● **Directions**
Sift the listing for lines that hold the string "ylabel" and pull them out.

---+---

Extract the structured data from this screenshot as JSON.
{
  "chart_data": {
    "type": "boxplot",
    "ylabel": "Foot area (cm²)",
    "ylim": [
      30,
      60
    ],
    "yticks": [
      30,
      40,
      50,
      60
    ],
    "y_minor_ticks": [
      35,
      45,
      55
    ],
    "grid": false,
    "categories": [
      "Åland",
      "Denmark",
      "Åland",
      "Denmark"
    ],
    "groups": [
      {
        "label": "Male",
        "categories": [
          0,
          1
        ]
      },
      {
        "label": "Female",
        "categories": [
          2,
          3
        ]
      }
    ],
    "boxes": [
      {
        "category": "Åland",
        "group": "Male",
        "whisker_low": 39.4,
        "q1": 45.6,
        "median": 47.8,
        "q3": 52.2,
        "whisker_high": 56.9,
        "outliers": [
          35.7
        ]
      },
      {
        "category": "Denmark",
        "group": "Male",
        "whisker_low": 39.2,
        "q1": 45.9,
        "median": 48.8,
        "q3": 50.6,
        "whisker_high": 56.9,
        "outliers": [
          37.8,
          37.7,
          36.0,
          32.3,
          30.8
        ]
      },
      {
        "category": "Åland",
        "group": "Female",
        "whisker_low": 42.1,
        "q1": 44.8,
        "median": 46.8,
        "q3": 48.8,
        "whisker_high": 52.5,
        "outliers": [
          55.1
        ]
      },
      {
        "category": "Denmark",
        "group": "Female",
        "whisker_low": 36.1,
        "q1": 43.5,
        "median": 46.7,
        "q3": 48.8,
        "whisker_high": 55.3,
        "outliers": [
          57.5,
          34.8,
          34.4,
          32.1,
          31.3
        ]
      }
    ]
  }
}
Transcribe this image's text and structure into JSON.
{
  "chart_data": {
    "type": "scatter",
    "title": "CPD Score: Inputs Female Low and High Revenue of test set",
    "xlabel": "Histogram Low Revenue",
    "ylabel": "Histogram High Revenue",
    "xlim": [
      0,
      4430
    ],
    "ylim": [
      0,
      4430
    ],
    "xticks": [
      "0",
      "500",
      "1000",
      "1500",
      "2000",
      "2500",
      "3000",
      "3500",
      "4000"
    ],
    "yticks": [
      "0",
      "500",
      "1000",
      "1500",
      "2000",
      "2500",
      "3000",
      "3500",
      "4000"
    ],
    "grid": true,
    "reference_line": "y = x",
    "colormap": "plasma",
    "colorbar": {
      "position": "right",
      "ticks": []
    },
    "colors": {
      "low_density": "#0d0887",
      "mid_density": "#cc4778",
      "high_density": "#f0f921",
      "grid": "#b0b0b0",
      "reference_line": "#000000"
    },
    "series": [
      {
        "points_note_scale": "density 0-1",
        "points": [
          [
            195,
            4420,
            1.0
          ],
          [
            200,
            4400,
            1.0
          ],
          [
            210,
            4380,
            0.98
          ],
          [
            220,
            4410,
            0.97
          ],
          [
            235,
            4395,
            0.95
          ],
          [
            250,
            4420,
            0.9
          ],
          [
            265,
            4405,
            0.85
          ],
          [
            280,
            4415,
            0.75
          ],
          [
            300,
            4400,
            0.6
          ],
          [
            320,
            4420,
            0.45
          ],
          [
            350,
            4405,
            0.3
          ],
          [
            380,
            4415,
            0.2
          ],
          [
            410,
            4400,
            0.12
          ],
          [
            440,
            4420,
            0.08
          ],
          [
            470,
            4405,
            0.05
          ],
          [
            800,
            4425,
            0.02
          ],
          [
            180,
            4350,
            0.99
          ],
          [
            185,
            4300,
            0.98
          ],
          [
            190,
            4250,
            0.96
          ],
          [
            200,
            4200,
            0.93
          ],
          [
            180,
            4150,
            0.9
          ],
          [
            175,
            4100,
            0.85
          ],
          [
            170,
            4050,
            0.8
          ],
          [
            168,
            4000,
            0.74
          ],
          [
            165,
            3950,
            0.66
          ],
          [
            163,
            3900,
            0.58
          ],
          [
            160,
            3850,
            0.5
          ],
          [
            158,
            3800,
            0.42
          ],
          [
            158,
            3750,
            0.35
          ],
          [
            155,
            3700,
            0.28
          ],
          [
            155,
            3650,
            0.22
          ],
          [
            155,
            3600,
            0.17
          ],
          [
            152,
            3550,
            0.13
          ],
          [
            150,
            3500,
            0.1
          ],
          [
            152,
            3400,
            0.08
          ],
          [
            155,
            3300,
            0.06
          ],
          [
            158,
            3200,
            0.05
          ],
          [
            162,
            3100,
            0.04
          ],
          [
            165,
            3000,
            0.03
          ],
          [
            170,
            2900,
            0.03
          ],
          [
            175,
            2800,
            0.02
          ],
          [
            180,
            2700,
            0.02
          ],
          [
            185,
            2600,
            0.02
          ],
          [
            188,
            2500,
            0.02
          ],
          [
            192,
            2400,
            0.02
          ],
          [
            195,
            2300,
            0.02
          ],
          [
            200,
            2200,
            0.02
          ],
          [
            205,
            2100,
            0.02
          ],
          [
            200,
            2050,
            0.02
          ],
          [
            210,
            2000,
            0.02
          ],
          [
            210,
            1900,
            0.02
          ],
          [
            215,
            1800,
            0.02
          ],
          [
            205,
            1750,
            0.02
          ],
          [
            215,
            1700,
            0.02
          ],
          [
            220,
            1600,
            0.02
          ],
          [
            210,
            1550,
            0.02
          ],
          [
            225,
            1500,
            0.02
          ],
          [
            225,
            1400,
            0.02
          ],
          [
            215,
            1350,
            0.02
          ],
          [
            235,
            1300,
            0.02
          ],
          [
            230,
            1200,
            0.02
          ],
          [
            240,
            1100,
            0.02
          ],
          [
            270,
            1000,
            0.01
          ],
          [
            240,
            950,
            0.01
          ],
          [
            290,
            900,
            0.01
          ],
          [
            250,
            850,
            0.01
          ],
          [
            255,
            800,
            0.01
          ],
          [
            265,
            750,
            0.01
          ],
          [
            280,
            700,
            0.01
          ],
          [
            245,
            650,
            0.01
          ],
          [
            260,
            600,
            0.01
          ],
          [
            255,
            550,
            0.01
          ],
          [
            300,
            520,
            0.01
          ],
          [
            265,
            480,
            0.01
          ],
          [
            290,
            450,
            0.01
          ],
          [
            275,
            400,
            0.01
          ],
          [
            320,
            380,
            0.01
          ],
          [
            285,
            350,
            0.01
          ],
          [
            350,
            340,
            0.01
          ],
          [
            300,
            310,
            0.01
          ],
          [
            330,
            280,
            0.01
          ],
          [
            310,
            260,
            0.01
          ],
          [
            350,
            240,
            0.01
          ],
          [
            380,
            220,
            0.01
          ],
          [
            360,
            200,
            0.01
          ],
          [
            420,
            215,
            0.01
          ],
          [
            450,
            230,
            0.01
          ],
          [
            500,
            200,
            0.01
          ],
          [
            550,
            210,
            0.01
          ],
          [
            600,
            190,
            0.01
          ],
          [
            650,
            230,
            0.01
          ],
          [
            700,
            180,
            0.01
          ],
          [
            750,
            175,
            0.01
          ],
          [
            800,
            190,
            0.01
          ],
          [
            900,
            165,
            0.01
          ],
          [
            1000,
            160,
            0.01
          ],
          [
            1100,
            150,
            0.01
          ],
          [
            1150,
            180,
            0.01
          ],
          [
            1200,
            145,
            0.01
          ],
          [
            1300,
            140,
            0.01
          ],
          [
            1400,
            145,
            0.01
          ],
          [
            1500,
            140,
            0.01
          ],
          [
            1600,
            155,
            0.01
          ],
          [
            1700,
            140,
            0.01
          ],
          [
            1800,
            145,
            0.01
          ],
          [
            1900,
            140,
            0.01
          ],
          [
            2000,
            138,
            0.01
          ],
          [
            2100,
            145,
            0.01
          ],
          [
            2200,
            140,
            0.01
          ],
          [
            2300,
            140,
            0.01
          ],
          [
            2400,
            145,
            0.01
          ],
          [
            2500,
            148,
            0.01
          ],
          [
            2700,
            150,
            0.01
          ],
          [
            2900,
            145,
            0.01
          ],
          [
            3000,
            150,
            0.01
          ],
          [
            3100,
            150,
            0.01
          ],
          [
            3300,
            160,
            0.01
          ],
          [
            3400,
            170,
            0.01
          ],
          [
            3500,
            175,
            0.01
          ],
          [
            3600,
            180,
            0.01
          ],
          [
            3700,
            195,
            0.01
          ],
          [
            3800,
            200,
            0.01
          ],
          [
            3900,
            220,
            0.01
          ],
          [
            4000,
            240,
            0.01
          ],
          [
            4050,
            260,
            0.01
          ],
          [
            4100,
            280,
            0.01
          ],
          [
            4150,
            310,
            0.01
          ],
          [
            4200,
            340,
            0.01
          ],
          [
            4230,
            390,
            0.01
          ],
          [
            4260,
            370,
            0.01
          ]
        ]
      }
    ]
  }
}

---+---

● **Result**
    "ylabel": "Foot area (cm²)",
    "ylabel": "Histogram High Revenue",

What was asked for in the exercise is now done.